Can the data below be set down again exactly, line for line?

> _Exercise input_:
▼
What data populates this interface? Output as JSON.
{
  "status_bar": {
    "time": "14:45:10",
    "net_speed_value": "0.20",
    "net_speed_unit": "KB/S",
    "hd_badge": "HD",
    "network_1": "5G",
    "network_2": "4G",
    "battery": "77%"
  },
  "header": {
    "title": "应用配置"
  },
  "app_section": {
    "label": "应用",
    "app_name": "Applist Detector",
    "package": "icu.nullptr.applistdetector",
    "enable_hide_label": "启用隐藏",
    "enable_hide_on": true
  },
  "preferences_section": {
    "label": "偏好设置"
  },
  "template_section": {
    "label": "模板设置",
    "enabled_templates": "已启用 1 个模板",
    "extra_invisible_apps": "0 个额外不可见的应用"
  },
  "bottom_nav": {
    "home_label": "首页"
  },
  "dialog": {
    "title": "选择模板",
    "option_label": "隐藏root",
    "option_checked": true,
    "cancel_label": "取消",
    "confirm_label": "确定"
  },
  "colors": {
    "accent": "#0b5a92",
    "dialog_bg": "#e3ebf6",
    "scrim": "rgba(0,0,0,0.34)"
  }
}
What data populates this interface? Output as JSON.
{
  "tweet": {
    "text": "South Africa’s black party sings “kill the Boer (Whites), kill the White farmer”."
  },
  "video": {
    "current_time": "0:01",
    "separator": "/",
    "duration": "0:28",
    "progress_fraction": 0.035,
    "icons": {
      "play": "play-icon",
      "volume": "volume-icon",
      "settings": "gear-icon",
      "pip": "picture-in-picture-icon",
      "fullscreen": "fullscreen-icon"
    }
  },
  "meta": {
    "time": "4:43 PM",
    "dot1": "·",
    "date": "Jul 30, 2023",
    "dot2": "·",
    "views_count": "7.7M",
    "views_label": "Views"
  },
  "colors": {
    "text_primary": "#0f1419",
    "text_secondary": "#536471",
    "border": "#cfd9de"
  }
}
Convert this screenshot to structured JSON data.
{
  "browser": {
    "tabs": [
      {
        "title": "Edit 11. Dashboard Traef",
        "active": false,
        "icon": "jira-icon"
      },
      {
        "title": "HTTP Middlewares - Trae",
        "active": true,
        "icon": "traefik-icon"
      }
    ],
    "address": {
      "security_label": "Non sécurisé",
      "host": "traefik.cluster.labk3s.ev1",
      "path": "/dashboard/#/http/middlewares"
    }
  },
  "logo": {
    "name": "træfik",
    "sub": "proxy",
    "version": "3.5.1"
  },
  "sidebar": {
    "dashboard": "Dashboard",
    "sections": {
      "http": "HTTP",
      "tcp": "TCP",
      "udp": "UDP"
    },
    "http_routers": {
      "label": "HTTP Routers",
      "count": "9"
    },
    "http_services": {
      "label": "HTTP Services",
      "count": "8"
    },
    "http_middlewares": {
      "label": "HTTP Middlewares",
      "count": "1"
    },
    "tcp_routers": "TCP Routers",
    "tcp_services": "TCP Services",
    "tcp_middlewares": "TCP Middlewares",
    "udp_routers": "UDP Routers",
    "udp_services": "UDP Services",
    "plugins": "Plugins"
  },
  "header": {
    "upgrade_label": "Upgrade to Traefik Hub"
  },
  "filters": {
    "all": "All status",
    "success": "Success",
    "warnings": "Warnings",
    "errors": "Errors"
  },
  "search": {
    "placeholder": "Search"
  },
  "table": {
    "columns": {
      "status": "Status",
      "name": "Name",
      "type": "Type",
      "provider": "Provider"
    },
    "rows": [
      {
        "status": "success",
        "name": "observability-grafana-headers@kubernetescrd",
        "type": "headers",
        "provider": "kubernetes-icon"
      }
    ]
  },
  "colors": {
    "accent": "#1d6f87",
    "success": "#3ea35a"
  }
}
▲
> _Response to the exercise_:
What data populates this interface? Output as JSON.
{
  "status_bar": {
    "time": "14:45:10",
    "net_speed_value": "0.20",
    "net_speed_unit": "KB/S",
    "hd_badge": "HD",
    "network_1": "5G",
    "network_2": "4G",
    "battery": "77%"
  },
  "header": {
    "title": "应用配置"
  },
  "app_section": {
    "label": "应用",
    "app_name": "Applist Detector",
    "package": "icu.nullptr.applistdetector",
    "enable_hide_label": "启用隐藏",
    "enable_hide_on": true
  },
  "preferences_section": {
    "label": "偏好设置"
  },
  "template_section": {
    "label": "模板设置",
    "enabled_templates": "已启用 1 个模板",
    "extra_invisible_apps": "0 个额外不可见的应用"
  },
  "bottom_nav": {
    "home_label": "首页"
  },
  "dialog": {
    "title": "选择模板",
    "option_label": "隐藏root",
    "option_checked": true,
    "cancel_label": "取消",
    "confirm_label": "确定"
  },
  "colors": {
    "accent": "#0b5a92",
    "dialog_bg": "#e3ebf6",
    "scrim": "rgba(0,0,0,0.34)"
  }
}
What data populates this interface? Output as JSON.
{
  "tweet": {
    "text": "South Africa’s black party sings “kill the Boer (Whites), kill the White farmer”."
  },
  "video": {
    "current_time": "0:01",
    "separator": "/",
    "duration": "0:28",
    "progress_fraction": 0.035,
    "icons": {
      "play": "play-icon",
      "volume": "volume-icon",
      "settings": "gear-icon",
      "pip": "picture-in-picture-icon",
      "fullscreen": "fullscreen-icon"
    }
  },
  "meta": {
    "time": "4:43 PM",
    "dot1": "·",
    "date": "Jul 30, 2023",
    "dot2": "·",
    "views_count": "7.7M",
    "views_label": "Views"
  },
  "colors": {
    "text_primary": "#0f1419",
    "text_secondary": "#536471",
    "border": "#cfd9de"
  }
}
Convert this screenshot to structured JSON data.
{
  "browser": {
    "tabs": [
      {
        "title": "Edit 11. Dashboard Traef",
        "active": false,
        "icon": "jira-icon"
      },
      {
        "title": "HTTP Middlewares - Trae",
        "active": true,
        "icon": "traefik-icon"
      }
    ],
    "address": {
      "security_label": "Non sécurisé",
      "host": "traefik.cluster.labk3s.ev1",
      "path": "/dashboard/#/http/middlewares"
    }
  },
  "logo": {
    "name": "træfik",
    "sub": "proxy",
    "version": "3.5.1"
  },
  "sidebar": {
    "dashboard": "Dashboard",
    "sections": {
      "http": "HTTP",
      "tcp": "TCP",
      "udp": "UDP"
    },
    "http_routers": {
      "label": "HTTP Routers",
      "count": "9"
    },
    "http_services": {
      "label": "HTTP Services",
      "count": "8"
    },
    "http_middlewares": {
      "label": "HTTP Middlewares",
      "count": "1"
    },
    "tcp_routers": "TCP Routers",
    "tcp_services": "TCP Services",
    "tcp_middlewares": "TCP Middlewares",
    "udp_routers": "UDP Routers",
    "udp_services": "UDP Services",
    "plugins": "Plugins"
  },
  "header": {
    "upgrade_label": "Upgrade to Traefik Hub"
  },
  "filters": {
    "all": "All status",
    "success": "Success",
    "warnings": "Warnings",
    "errors": "Errors"
  },
  "search": {
    "placeholder": "Search"
  },
  "table": {
    "columns": {
      "status": "Status",
      "name": "Name",
      "type": "Type",
      "provider": "Provider"
    },
    "rows": [
      {
        "status": "success",
        "name": "observability-grafana-headers@kubernetescrd",
        "type": "headers",
        "provider": "kubernetes-icon"
      }
    ]
  },
  "colors": {
    "accent": "#1d6f87",
    "success": "#3ea35a"
  }
}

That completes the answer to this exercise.